*Data for processing*
■ ■ ■ ■
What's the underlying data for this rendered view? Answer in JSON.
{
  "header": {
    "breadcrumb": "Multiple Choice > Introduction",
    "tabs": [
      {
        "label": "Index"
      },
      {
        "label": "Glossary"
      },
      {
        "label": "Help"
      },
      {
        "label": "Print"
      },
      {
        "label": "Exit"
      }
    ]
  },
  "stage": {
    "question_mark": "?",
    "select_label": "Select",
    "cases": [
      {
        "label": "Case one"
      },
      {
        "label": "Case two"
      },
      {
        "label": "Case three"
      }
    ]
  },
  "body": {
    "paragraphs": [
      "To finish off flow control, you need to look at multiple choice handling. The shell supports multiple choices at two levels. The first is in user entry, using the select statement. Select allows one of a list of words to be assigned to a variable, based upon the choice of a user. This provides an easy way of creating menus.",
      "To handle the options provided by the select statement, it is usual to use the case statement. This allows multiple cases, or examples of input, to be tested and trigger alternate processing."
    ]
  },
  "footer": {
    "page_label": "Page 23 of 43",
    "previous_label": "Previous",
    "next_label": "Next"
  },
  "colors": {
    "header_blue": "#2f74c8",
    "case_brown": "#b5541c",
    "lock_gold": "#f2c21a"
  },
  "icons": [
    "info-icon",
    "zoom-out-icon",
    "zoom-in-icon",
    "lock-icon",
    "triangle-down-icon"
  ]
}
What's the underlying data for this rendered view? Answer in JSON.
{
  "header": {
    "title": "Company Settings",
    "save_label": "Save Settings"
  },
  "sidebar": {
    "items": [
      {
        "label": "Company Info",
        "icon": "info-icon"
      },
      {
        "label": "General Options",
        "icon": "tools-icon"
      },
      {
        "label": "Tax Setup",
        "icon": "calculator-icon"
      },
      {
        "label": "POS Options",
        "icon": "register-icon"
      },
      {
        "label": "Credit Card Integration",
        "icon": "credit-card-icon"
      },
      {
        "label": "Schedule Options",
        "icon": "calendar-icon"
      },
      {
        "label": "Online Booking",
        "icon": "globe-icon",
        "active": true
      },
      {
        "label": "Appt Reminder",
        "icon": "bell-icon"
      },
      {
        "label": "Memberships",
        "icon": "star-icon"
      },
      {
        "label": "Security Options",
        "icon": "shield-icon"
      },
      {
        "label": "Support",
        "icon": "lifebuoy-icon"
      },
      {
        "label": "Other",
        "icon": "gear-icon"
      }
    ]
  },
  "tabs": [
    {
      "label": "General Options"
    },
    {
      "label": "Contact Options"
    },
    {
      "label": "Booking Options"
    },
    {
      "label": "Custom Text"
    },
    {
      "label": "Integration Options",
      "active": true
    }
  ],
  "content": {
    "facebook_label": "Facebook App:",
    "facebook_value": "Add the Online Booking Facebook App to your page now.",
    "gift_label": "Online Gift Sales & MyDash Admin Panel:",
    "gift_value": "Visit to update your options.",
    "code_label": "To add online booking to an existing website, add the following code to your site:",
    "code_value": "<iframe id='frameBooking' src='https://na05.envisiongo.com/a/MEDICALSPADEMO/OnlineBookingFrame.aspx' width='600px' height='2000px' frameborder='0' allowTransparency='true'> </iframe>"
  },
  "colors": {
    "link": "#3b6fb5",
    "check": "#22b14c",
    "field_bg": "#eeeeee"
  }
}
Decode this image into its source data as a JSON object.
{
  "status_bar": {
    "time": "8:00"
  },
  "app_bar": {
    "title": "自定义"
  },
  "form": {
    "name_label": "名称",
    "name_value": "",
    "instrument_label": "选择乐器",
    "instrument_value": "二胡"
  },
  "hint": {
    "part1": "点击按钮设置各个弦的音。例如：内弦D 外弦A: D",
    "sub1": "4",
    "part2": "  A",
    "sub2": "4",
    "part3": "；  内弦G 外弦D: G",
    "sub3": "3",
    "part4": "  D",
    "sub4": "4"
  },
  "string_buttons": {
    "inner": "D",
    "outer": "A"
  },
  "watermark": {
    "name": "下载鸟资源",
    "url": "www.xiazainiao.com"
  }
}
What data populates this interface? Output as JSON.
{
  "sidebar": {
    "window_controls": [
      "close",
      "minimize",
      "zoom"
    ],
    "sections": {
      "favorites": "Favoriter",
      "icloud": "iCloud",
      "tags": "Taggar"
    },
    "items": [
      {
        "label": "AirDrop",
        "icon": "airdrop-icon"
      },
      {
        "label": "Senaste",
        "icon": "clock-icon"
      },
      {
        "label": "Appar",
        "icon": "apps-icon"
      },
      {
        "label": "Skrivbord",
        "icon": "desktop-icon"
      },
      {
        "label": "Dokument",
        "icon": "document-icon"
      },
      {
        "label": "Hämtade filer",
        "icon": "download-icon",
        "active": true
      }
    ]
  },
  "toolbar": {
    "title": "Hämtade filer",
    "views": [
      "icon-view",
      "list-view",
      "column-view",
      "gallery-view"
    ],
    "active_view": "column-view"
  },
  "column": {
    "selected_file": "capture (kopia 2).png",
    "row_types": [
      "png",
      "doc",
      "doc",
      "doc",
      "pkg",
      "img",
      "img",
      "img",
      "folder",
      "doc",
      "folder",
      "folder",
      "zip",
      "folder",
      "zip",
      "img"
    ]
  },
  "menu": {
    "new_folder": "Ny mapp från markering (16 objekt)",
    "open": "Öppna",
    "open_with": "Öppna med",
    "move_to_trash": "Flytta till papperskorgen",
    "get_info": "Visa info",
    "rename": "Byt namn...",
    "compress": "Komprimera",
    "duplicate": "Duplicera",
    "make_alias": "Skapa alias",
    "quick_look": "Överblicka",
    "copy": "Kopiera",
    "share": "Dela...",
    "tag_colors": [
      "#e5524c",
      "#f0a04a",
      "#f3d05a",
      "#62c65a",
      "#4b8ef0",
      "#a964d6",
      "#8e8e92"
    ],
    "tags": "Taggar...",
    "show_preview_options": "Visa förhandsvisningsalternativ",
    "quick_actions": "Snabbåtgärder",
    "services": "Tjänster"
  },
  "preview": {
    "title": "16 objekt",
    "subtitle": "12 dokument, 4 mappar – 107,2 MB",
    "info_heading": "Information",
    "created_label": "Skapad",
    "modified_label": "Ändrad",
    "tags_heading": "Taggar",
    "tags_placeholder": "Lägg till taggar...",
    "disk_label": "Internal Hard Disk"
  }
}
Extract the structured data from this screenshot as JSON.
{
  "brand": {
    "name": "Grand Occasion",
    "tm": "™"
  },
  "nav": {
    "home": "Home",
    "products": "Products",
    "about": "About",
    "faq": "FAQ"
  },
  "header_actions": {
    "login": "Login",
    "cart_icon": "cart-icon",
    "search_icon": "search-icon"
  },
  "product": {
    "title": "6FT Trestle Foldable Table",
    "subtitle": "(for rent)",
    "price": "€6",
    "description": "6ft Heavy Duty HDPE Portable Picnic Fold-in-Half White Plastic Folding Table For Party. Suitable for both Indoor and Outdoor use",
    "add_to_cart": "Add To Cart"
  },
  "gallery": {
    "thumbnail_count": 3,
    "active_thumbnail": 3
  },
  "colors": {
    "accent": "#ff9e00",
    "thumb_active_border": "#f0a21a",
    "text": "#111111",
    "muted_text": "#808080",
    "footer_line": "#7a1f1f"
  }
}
■ ■ ■ ■
*What to do*
Scan the listing above and identify each line holding the string "cases"; copy every such line.

*Task solution*
    "cases": [
      "To handle the options provided by the select statement, it is usual to use the case statement. This allows multiple cases, or examples of input, to be tested and trigger alternate processing."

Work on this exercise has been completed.